-------- Data entries --------
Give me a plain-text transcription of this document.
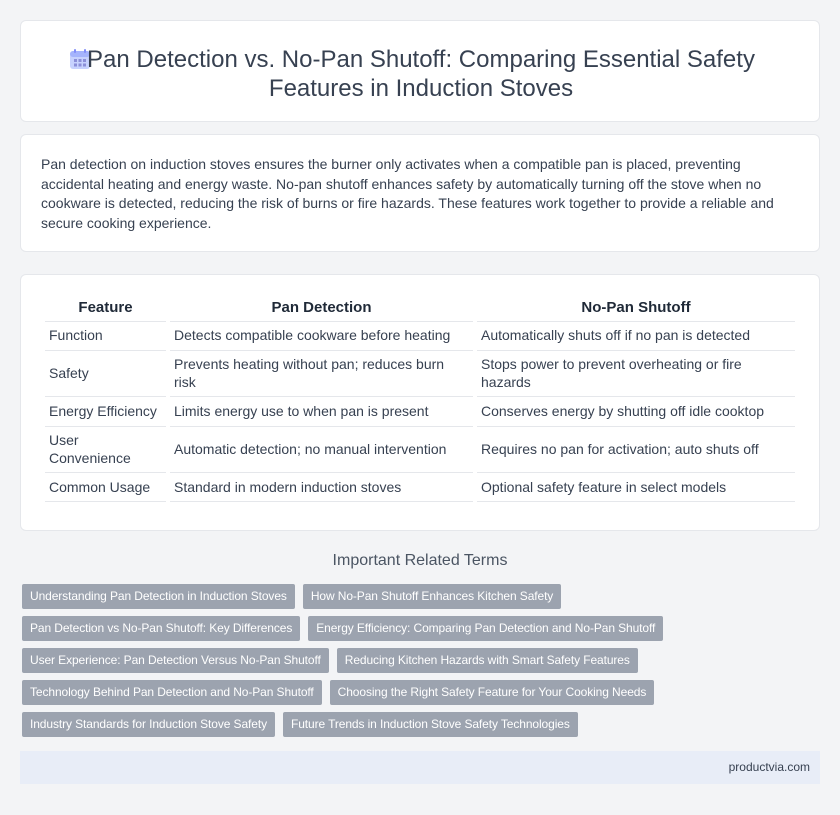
Pan Detection vs. No-Pan Shutoff: Comparing Essential Safety
Features in Induction Stoves

Pan detection on induction stoves ensures the burner only activates when a compatible pan is placed, preventing accidental heating and energy waste. No-pan shutoff enhances safety by automatically turning off the stove when no cookware is detected, reducing the risk of burns or fire hazards. These features work together to provide a reliable and secure cooking experience.

Feature	Pan Detection	No-Pan Shutoff
Function	Detects compatible cookware before heating	Automatically shuts off if no pan is detected
Safety	Prevents heating without pan; reduces burn risk	Stops power to prevent overheating or fire hazards
Energy Efficiency	Limits energy use to when pan is present	Conserves energy by shutting off idle cooktop
User Convenience	Automatic detection; no manual intervention	Requires no pan for activation; auto shuts off
Common Usage	Standard in modern induction stoves	Optional safety feature in select models
Important Related Terms
Understanding Pan Detection in Induction Stoves How No-Pan Shutoff Enhances Kitchen Safety
Pan Detection vs No-Pan Shutoff: Key Differences Energy Efficiency: Comparing Pan Detection and No-Pan Shutoff
User Experience: Pan Detection Versus No-Pan Shutoff Reducing Kitchen Hazards with Smart Safety Features
Technology Behind Pan Detection and No-Pan Shutoff Choosing the Right Safety Feature for Your Cooking Needs
Industry Standards for Induction Stove Safety Future Trends in Induction Stove Safety Technologies
productvia.com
--------
▶ Written instruction
Quote every line of the records above exactly; no picture is to be copied.

▶ Exercise result
Give me a plain-text transcription of this document.
Pan Detection vs. No-Pan Shutoff: Comparing Essential Safety
Features in Induction Stoves

Pan detection on induction stoves ensures the burner only activates when a compatible pan is placed, preventing accidental heating and energy waste. No-pan shutoff enhances safety by automatically turning off the stove when no cookware is detected, reducing the risk of burns or fire hazards. These features work together to provide a reliable and secure cooking experience.

Feature	Pan Detection	No-Pan Shutoff
Function	Detects compatible cookware before heating	Automatically shuts off if no pan is detected
Safety	Prevents heating without pan; reduces burn risk	Stops power to prevent overheating or fire hazards
Energy Efficiency	Limits energy use to when pan is present	Conserves energy by shutting off idle cooktop
User Convenience	Automatic detection; no manual intervention	Requires no pan for activation; auto shuts off
Common Usage	Standard in modern induction stoves	Optional safety feature in select models
Important Related Terms
Understanding Pan Detection in Induction Stoves How No-Pan Shutoff Enhances Kitchen Safety
Pan Detection vs No-Pan Shutoff: Key Differences Energy Efficiency: Comparing Pan Detection and No-Pan Shutoff
User Experience: Pan Detection Versus No-Pan Shutoff Reducing Kitchen Hazards with Smart Safety Features
Technology Behind Pan Detection and No-Pan Shutoff Choosing the Right Safety Feature for Your Cooking Needs
Industry Standards for Induction Stove Safety Future Trends in Induction Stove Safety Technologies
productvia.com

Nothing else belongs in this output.